■ **Goal of the exercise**:
Return the lines below that carry the word "勤め先や事業の都合による離職".

■ **Records for the task**:
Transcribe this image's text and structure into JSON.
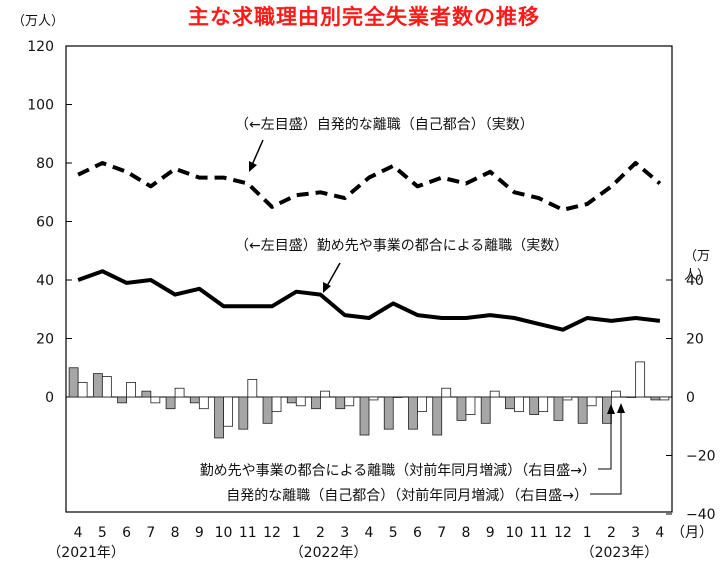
{
  "chart_data": {
    "type": "bar+line",
    "title": "主な求職理由別完全失業者数の推移",
    "left_axis": {
      "unit": "（万人）",
      "ylim": [
        0,
        120
      ],
      "ticks": [
        0,
        20,
        40,
        60,
        80,
        100,
        120
      ]
    },
    "right_axis": {
      "unit": "（万人）",
      "ylim": [
        -40,
        40
      ],
      "ticks": [
        -40,
        -20,
        0,
        20,
        40
      ]
    },
    "x_unit": "（月）",
    "categories": [
      "4",
      "5",
      "6",
      "7",
      "8",
      "9",
      "10",
      "11",
      "12",
      "1",
      "2",
      "3",
      "4",
      "5",
      "6",
      "7",
      "8",
      "9",
      "10",
      "11",
      "12",
      "1",
      "2",
      "3",
      "4"
    ],
    "year_labels": [
      {
        "text": "（2021年）",
        "index": 0
      },
      {
        "text": "（2022年）",
        "index": 10
      },
      {
        "text": "（2023年）",
        "index": 22
      }
    ],
    "series": [
      {
        "name": "自発的な離職（自己都合）（実数）",
        "axis": "left",
        "style": "dashed-line",
        "values": [
          76,
          80,
          77,
          72,
          78,
          75,
          75,
          73,
          65,
          69,
          70,
          68,
          75,
          79,
          72,
          75,
          73,
          77,
          70,
          68,
          64,
          66,
          72,
          80,
          73
        ]
      },
      {
        "name": "勤め先や事業の都合による離職（実数）",
        "axis": "left",
        "style": "solid-line",
        "values": [
          40,
          43,
          39,
          40,
          35,
          37,
          31,
          31,
          31,
          36,
          35,
          28,
          27,
          32,
          28,
          27,
          27,
          28,
          27,
          25,
          23,
          27,
          26,
          27,
          26
        ]
      },
      {
        "name": "勤め先や事業の都合による離職（対前年同月増減）",
        "axis": "right",
        "style": "gray-bar",
        "values": [
          10,
          8,
          -2,
          2,
          -4,
          -2,
          -14,
          -11,
          -9,
          -2,
          -4,
          -4,
          -13,
          -11,
          -11,
          -13,
          -8,
          -9,
          -4,
          -6,
          -8,
          -9,
          -9,
          0,
          -1
        ]
      },
      {
        "name": "自発的な離職（自己都合）（対前年同月増減）",
        "axis": "right",
        "style": "white-bar",
        "values": [
          5,
          7,
          5,
          -2,
          3,
          -4,
          -10,
          6,
          -5,
          -3,
          2,
          -3,
          -1,
          0,
          -5,
          3,
          -6,
          2,
          -5,
          -5,
          -1,
          -3,
          2,
          12,
          -1
        ]
      }
    ],
    "annotations": [
      {
        "text": "（←左目盛）自発的な離職（自己都合）（実数）"
      },
      {
        "text": "（←左目盛）勤め先や事業の都合による離職（実数）"
      },
      {
        "text": "勤め先や事業の都合による離職（対前年同月増減）（右目盛→）"
      },
      {
        "text": "自発的な離職（自己都合）（対前年同月増減）（右目盛→）"
      }
    ]
  }
}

■ **Final result**:
        "name": "勤め先や事業の都合による離職（実数）",
        "name": "勤め先や事業の都合による離職（対前年同月増減）",
        "text": "（←左目盛）勤め先や事業の都合による離職（実数）"
        "text": "勤め先や事業の都合による離職（対前年同月増減）（右目盛→）"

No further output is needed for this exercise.